** Exercise brief **
Determine which lines contain the word "first", then copy those lines.

** The input **
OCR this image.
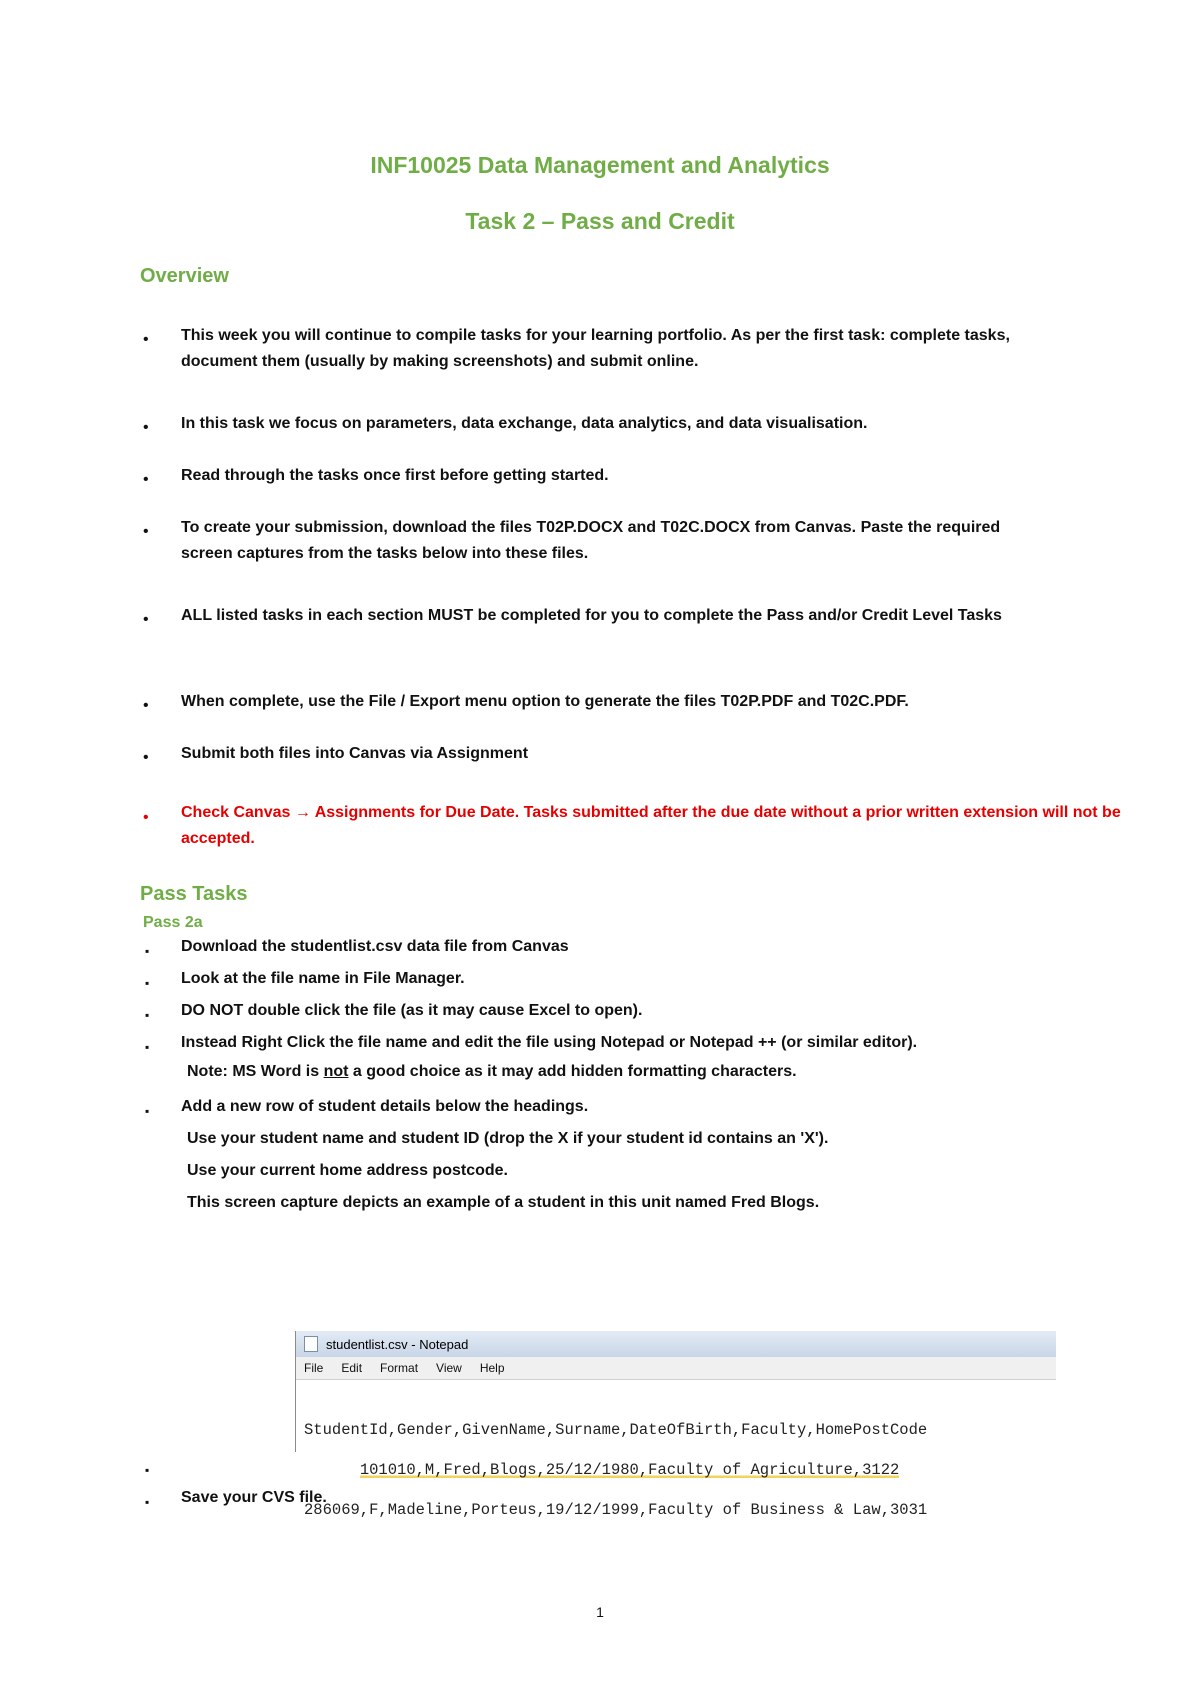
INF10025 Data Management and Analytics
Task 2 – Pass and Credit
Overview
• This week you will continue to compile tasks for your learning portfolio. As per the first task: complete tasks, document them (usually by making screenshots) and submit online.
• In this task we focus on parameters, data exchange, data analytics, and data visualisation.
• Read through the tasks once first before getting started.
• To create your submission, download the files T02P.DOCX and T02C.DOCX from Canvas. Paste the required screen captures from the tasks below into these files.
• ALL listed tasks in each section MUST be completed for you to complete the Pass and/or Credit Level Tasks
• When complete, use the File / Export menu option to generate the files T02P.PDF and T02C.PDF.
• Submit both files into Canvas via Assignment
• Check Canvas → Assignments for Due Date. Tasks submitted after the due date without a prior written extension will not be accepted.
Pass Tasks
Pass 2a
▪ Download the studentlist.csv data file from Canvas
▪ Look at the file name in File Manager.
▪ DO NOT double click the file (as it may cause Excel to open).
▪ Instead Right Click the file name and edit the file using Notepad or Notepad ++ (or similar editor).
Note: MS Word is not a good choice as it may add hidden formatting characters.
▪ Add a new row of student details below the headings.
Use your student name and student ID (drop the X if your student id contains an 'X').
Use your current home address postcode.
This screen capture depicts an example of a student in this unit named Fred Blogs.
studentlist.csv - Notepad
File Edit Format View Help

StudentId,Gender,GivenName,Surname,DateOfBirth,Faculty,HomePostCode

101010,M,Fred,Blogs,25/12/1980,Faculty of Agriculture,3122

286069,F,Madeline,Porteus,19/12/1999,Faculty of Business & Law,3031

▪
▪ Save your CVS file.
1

** Answer to this exercise **
• This week you will continue to compile tasks for your learning portfolio. As per the first task: complete tasks, document them (usually by making screenshots) and submit online.
• Read through the tasks once first before getting started.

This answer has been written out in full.